Avignon 2023

•In 2023• "Black Lights" Puissance des corps et force des paroles, un oratorio coup de poing

Il est des spectacles qui captivent et d'autres qui, au-delà de l'intérêt très fort qu'ils suscitent, vous introduisent dans un état de conscience augmentée propre à vous transporter dans leur monde. La dernière création de la chorégraphe Mathilde Monnier, présentée dans le lieu féérique du Cloître des Carmes, appartient à cette catégorie rare. En effet, au-delà de ce que l'on sait des outrages "ordinaires" faits aux femmes, nos sœurs en humanité, nous ressentons au plus profond de notre chair l'impact des agressions "mâléfiques". Comme dans une transe, c'est notre être intime qui perçoit alors par les pores de notre peau le drame en cours, notre raison étant impuissante pour nous signifier l'impensable.

**Travail demandé**
1. Selon la critique, dans quel lieu la dernière création de Mathilde Monnier est-elle présentée ?
2. Recopiez fidèlement le passage de la critique allant de « Il est des spectacles » à « nous signifier l'impensable. ».
3. Relevez tous les mots ou expressions que la critique place entre guillemets.

**Données extraites**
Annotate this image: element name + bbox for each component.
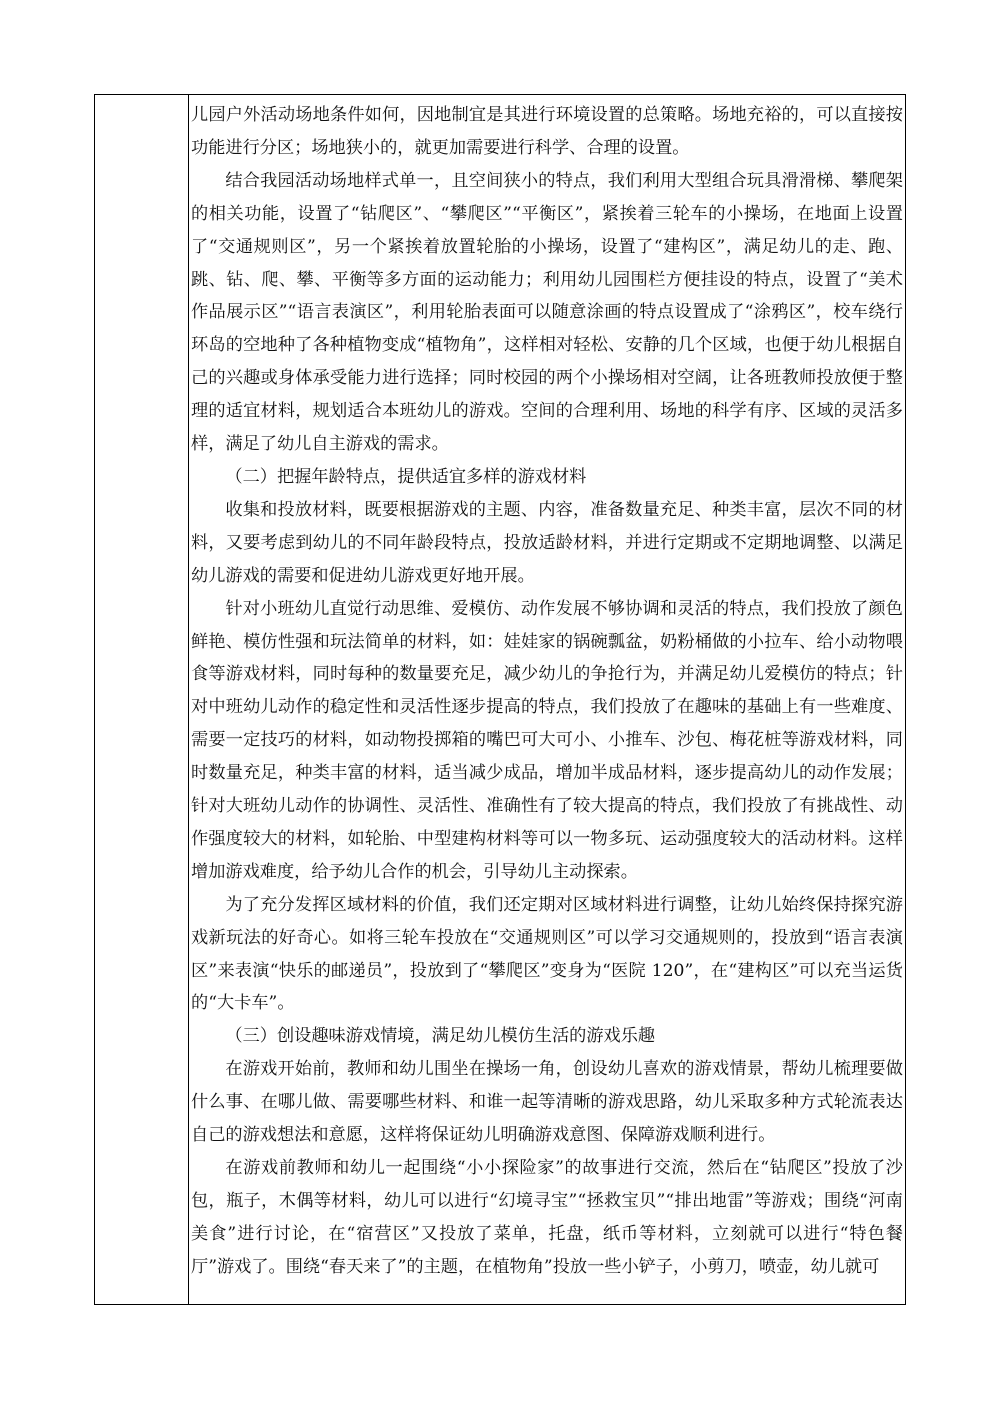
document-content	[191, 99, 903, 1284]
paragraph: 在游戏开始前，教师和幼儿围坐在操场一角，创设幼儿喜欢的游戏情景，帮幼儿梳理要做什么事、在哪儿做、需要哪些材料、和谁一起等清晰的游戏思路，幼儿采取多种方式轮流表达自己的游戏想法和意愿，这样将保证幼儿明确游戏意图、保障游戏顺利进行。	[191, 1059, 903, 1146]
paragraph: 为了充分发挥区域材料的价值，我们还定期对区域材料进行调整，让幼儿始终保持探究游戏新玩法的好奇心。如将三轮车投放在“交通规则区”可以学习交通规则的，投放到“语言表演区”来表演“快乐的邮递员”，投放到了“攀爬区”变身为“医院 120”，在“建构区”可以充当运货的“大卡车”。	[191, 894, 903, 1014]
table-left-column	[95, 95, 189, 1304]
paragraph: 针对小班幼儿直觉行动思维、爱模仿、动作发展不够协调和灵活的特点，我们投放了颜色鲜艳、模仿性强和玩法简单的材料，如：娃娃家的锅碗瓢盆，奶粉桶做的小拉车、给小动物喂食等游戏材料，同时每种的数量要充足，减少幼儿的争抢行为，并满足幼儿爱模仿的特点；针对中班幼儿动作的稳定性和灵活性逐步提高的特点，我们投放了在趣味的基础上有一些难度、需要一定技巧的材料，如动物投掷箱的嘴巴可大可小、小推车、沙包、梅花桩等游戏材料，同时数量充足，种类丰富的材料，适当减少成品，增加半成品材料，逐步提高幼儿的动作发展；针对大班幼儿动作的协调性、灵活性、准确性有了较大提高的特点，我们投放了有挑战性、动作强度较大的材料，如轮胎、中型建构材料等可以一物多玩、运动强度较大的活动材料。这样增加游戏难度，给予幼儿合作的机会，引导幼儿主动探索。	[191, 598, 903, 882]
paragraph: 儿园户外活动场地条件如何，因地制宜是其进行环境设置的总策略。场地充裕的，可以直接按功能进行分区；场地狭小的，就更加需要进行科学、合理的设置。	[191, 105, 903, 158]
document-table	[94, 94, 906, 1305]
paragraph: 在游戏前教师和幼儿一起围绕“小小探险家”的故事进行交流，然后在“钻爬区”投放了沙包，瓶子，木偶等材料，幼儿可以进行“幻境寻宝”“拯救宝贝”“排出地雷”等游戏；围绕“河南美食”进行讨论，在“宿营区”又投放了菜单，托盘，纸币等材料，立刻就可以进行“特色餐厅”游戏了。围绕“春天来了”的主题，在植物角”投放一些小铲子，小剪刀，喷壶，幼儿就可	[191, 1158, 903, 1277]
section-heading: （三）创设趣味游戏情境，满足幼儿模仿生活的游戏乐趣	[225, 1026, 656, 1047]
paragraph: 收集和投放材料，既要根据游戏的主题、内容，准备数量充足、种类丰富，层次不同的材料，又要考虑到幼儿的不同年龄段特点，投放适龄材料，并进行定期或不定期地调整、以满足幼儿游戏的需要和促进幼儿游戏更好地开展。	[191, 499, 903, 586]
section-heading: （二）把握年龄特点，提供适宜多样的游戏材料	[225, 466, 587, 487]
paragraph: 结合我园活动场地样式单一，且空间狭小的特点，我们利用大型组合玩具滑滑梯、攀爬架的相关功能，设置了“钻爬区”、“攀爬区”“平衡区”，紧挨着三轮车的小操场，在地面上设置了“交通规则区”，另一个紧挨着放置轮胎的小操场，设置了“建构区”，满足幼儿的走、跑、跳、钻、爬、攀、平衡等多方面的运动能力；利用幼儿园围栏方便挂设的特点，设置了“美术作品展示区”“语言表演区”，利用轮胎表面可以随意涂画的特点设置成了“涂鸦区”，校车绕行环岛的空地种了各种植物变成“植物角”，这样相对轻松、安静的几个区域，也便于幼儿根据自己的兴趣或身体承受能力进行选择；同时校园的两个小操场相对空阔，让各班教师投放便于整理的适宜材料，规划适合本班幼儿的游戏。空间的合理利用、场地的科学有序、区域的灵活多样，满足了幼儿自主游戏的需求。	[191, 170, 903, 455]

==

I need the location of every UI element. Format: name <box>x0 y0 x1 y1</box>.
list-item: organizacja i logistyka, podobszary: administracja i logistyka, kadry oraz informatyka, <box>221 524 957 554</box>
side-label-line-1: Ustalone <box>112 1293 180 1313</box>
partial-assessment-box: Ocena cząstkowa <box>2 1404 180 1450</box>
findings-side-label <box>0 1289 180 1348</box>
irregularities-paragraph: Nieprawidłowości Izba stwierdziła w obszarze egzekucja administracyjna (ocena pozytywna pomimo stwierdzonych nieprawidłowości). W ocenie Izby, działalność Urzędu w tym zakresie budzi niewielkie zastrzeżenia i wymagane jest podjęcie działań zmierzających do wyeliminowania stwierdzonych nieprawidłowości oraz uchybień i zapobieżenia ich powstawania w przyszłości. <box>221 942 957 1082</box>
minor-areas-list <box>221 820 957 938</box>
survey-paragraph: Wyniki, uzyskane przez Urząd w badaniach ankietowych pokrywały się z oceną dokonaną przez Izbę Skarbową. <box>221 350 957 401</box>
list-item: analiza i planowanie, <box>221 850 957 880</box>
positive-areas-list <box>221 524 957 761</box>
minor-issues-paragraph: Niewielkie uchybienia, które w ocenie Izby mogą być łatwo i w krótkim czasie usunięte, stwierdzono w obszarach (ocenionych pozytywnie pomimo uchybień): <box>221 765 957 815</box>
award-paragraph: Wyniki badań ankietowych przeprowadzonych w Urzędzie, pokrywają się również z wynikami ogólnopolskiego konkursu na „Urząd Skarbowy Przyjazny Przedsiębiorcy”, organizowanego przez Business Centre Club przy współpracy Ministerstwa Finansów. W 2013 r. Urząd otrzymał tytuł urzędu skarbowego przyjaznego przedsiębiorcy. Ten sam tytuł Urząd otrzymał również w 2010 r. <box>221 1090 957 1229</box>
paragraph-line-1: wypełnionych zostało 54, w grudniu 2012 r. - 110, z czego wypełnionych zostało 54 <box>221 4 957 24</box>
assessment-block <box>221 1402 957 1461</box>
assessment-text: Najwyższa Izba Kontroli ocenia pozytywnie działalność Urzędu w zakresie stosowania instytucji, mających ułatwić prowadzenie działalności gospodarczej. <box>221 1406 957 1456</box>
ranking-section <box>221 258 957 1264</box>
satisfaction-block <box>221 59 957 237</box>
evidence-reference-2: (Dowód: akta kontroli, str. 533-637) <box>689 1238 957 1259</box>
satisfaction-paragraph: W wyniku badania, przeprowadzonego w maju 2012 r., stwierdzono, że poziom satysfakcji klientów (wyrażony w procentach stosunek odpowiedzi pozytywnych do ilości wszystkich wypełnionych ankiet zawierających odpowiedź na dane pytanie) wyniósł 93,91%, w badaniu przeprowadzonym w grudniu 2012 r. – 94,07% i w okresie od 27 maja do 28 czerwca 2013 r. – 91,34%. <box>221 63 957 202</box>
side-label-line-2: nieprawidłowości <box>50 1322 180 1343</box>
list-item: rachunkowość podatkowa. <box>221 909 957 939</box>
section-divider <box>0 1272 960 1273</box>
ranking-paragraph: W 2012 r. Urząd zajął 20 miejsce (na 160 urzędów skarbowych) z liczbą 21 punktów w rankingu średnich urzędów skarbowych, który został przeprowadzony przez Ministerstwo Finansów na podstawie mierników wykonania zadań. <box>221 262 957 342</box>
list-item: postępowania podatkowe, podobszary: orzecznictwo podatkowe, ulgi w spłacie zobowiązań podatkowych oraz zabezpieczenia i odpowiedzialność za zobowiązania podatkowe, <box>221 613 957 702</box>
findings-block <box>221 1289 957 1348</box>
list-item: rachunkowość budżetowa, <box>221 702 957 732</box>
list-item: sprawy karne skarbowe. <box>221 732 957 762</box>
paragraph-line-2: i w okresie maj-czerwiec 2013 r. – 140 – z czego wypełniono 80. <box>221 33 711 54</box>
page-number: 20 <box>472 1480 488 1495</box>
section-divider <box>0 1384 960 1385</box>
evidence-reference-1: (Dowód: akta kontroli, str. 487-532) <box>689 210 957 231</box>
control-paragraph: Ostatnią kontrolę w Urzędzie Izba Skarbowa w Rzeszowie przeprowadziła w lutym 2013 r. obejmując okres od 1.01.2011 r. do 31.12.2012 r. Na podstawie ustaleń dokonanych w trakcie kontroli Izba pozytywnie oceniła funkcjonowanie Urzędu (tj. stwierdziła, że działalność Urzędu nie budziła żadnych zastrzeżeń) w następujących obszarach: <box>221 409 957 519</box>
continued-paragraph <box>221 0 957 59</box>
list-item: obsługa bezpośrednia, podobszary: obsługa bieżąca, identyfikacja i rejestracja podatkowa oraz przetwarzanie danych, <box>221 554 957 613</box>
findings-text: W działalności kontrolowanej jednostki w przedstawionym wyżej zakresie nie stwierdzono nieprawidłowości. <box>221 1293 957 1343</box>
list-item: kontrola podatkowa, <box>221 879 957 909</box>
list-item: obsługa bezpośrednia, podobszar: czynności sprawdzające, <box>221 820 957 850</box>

---

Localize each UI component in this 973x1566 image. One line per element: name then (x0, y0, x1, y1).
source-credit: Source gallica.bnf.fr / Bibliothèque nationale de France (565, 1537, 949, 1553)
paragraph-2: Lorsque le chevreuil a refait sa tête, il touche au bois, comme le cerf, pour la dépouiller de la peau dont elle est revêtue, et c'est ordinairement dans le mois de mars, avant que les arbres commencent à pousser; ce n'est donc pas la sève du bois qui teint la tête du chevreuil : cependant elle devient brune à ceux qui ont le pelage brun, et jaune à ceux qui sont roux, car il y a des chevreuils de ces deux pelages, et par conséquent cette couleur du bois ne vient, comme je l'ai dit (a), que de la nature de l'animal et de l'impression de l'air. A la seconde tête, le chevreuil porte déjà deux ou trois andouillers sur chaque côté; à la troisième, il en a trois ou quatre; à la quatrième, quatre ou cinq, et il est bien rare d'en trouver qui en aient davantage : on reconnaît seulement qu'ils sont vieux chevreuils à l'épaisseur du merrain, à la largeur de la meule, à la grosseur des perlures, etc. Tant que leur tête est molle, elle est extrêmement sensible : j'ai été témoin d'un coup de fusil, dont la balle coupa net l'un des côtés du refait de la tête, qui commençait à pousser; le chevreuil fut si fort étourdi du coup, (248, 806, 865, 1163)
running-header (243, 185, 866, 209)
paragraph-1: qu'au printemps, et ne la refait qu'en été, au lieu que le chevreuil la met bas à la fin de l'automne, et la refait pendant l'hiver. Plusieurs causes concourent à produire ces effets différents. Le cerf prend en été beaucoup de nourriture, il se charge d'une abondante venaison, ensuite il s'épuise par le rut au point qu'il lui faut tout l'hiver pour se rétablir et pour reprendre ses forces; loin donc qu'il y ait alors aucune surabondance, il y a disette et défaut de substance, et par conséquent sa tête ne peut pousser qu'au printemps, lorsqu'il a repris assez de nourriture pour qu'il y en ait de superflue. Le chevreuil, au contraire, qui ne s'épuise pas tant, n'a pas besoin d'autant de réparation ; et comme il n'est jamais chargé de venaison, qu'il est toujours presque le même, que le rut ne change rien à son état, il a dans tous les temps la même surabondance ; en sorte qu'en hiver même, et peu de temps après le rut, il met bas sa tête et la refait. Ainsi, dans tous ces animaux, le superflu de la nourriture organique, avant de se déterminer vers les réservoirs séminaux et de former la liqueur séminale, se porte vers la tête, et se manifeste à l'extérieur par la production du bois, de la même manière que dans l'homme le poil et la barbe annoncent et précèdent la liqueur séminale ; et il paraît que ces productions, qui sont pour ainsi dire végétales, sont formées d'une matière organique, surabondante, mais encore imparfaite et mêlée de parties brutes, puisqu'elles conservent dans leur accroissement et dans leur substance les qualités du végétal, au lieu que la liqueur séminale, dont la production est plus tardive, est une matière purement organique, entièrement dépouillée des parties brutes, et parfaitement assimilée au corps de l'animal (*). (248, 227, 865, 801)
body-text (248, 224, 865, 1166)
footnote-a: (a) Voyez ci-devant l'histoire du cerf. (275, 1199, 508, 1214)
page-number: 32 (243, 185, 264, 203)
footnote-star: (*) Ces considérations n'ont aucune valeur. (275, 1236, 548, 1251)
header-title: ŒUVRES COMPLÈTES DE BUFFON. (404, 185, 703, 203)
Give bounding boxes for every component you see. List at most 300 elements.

**Corrigé des exercices**
1. Au Cloître des Carmes.

2.
Il est des spectacles qui captivent et d'autres qui, au-delà de l'intérêt très fort qu'ils suscitent, vous introduisent dans un état de conscience augmentée propre à vous transporter dans leur monde. La dernière création de la chorégraphe Mathilde Monnier, présentée dans le lieu féérique du Cloître des Carmes, appartient à cette catégorie rare. En effet, au-delà de ce que l'on sait des outrages "ordinaires" faits aux femmes, nos sœurs en humanité, nous ressentons au plus profond de notre chair l'impact des agressions "mâléfiques". Comme dans une transe, c'est notre être intime qui perçoit alors par les pores de notre peau le drame en cours, notre raison étant impuissante pour nous signifier l'impensable.

3. « Black Lights », « ordinaires », « mâléfiques »